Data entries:
--- Begin ---

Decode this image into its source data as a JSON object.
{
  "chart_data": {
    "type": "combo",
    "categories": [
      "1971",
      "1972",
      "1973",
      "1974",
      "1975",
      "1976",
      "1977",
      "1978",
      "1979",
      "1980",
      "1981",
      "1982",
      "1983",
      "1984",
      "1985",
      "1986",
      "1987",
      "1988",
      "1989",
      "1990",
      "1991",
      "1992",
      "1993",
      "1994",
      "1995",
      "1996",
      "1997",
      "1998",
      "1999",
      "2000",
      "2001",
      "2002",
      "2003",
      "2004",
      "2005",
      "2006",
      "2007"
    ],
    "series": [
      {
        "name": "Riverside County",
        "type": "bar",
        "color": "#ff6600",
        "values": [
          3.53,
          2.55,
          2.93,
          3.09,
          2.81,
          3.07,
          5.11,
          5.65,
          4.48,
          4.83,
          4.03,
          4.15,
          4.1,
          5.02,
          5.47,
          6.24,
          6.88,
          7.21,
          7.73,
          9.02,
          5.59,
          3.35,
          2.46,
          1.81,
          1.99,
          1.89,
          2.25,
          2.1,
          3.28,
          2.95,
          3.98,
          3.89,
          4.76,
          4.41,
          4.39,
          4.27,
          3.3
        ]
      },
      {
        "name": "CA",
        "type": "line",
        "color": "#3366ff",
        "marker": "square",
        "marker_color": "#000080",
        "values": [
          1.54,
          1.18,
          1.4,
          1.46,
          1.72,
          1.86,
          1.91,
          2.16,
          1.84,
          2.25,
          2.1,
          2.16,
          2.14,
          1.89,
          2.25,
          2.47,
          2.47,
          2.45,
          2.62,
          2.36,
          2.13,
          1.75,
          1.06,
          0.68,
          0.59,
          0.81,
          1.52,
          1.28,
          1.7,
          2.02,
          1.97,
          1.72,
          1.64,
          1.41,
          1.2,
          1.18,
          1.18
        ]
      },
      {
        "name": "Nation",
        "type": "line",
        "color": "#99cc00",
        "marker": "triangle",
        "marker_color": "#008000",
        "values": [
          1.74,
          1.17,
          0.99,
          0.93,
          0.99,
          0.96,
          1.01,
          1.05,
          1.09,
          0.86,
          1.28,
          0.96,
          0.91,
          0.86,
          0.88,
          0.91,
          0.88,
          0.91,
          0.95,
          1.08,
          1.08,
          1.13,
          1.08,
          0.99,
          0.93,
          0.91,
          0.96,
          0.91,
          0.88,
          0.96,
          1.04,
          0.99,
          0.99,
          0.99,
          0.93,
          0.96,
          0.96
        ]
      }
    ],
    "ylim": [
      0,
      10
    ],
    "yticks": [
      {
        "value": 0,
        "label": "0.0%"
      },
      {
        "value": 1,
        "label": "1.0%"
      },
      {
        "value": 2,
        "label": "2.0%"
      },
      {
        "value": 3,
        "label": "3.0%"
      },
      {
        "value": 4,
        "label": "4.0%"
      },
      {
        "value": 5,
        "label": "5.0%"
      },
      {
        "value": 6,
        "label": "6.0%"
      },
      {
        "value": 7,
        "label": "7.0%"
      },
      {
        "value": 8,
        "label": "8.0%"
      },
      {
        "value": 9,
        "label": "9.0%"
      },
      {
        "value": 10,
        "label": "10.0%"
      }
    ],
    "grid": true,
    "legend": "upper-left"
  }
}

--- End ---

Copy out every line with the word "label".

        "label": "0.0%"
        "label": "1.0%"
        "label": "2.0%"
        "label": "3.0%"
        "label": "4.0%"
        "label": "5.0%"
        "label": "6.0%"
        "label": "7.0%"
        "label": "8.0%"
        "label": "9.0%"
        "label": "10.0%"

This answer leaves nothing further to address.